**Activity**.
Look through the data below. Show each line where the string "dessutom" occurs.

+++ Stored data

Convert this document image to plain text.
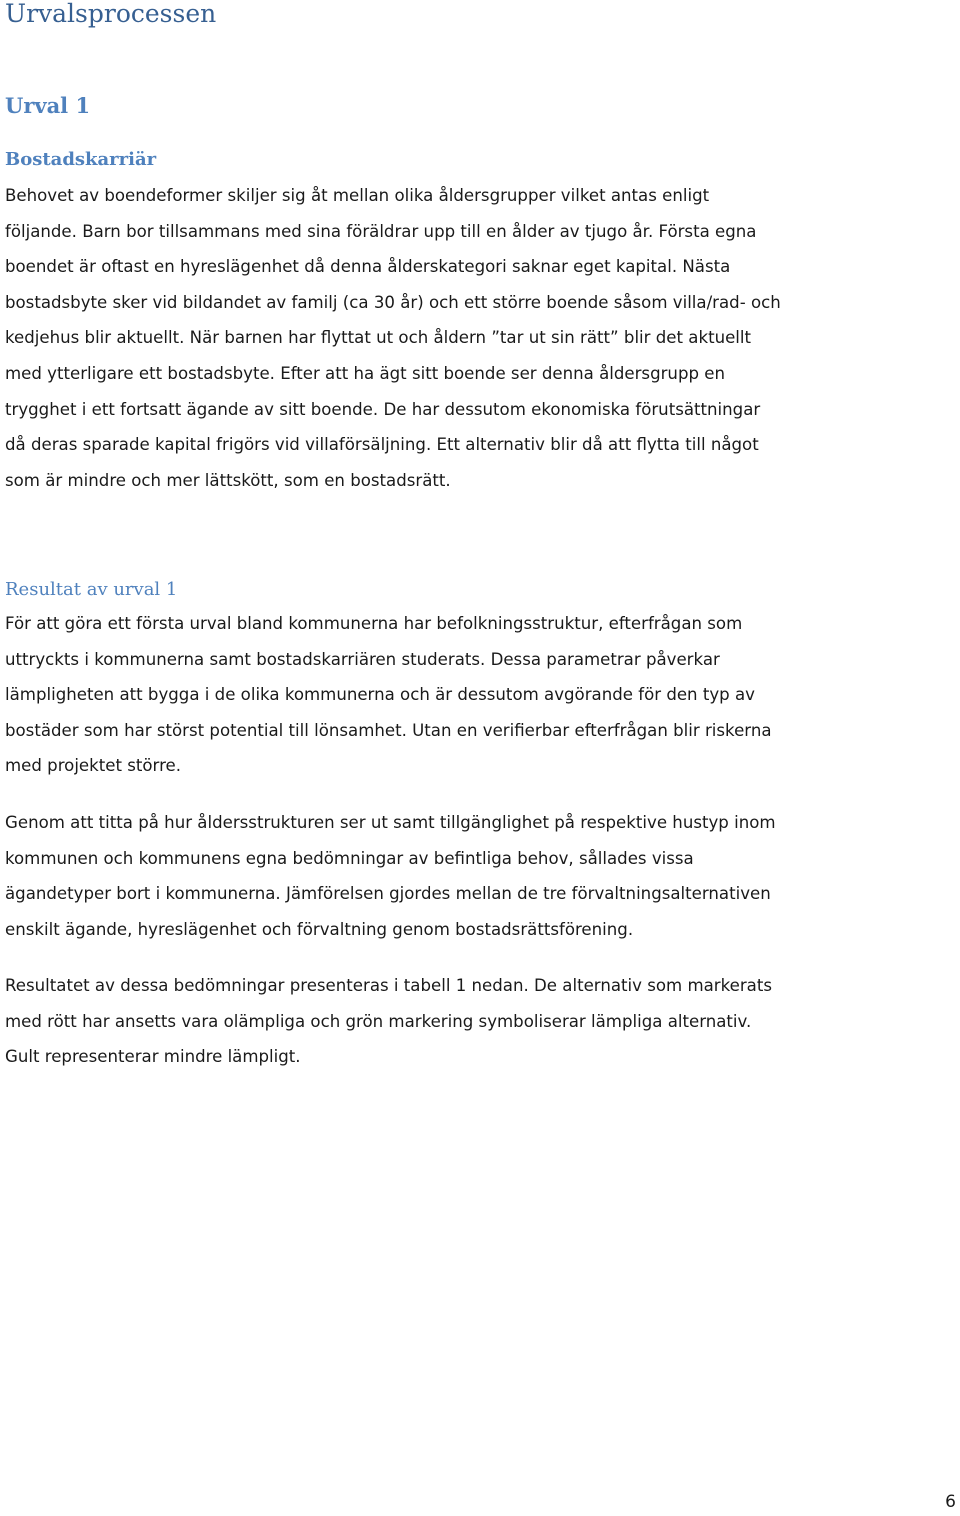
Urvalsprocessen
Urval 1
Bostadskarriär
Behovet av boendeformer skiljer sig åt mellan olika åldersgrupper vilket antas enligt
följande. Barn bor tillsammans med sina föräldrar upp till en ålder av tjugo år. Första egna
boendet är oftast en hyreslägenhet då denna ålderskategori saknar eget kapital. Nästa
bostadsbyte sker vid bildandet av familj (ca 30 år) och ett större boende såsom villa/rad- och
kedjehus blir aktuellt. När barnen har flyttat ut och åldern ”tar ut sin rätt” blir det aktuellt
med ytterligare ett bostadsbyte. Efter att ha ägt sitt boende ser denna åldersgrupp en
trygghet i ett fortsatt ägande av sitt boende. De har dessutom ekonomiska förutsättningar
då deras sparade kapital frigörs vid villaförsäljning. Ett alternativ blir då att flytta till något
som är mindre och mer lättskött, som en bostadsrätt.
Resultat av urval 1
För att göra ett första urval bland kommunerna har befolkningsstruktur, efterfrågan som
uttryckts i kommunerna samt bostadskarriären studerats. Dessa parametrar påverkar
lämpligheten att bygga i de olika kommunerna och är dessutom avgörande för den typ av
bostäder som har störst potential till lönsamhet. Utan en verifierbar efterfrågan blir riskerna
med projektet större.
Genom att titta på hur åldersstrukturen ser ut samt tillgänglighet på respektive hustyp inom
kommunen och kommunens egna bedömningar av befintliga behov, sållades vissa
ägandetyper bort i kommunerna. Jämförelsen gjordes mellan de tre förvaltningsalternativen
enskilt ägande, hyreslägenhet och förvaltning genom bostadsrättsförening.
Resultatet av dessa bedömningar presenteras i tabell 1 nedan. De alternativ som markerats
med rött har ansetts vara olämpliga och grön markering symboliserar lämpliga alternativ.
Gult representerar mindre lämpligt.
6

++++++

**Output for this exercise**.
trygghet i ett fortsatt ägande av sitt boende. De har dessutom ekonomiska förutsättningar
lämpligheten att bygga i de olika kommunerna och är dessutom avgörande för den typ av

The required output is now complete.